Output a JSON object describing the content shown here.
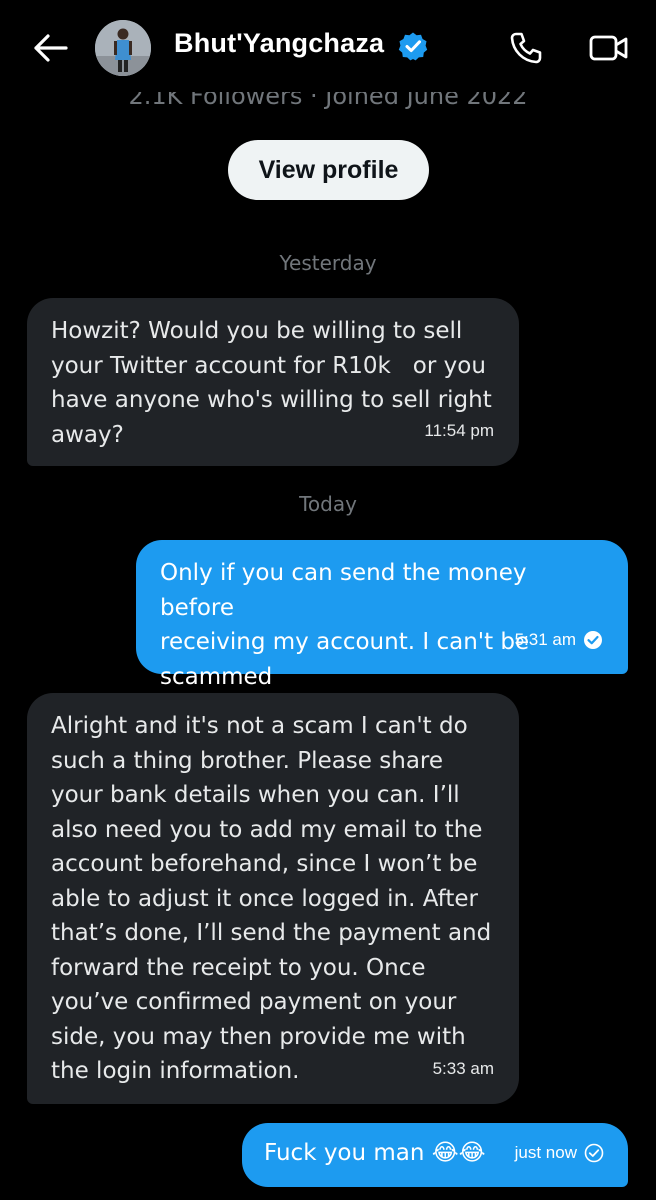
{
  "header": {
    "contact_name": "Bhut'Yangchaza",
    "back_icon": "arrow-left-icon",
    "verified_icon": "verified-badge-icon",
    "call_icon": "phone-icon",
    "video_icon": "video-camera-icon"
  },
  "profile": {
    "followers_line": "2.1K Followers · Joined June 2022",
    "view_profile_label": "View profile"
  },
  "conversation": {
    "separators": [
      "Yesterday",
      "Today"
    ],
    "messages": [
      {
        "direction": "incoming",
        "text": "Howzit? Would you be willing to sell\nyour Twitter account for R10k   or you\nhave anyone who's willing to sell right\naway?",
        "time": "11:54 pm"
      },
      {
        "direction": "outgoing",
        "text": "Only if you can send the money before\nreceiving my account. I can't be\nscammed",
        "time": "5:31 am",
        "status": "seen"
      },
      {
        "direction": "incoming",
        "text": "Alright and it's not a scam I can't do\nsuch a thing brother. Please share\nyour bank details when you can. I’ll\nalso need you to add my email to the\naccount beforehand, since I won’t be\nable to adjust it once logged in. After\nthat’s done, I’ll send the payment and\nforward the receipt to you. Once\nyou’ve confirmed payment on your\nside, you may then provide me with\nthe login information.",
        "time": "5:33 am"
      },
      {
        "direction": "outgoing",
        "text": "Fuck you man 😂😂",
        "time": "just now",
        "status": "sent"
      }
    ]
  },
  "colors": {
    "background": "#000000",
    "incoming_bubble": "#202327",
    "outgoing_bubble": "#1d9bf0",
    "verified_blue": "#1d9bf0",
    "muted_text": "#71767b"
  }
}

----

→ **Work required**: Scan the material line by line and report each one that contains "time".

→ **Solution to this exercise**:
        "time": "11:54 pm"
        "time": "5:31 am",
        "time": "5:33 am"
        "time": "just now",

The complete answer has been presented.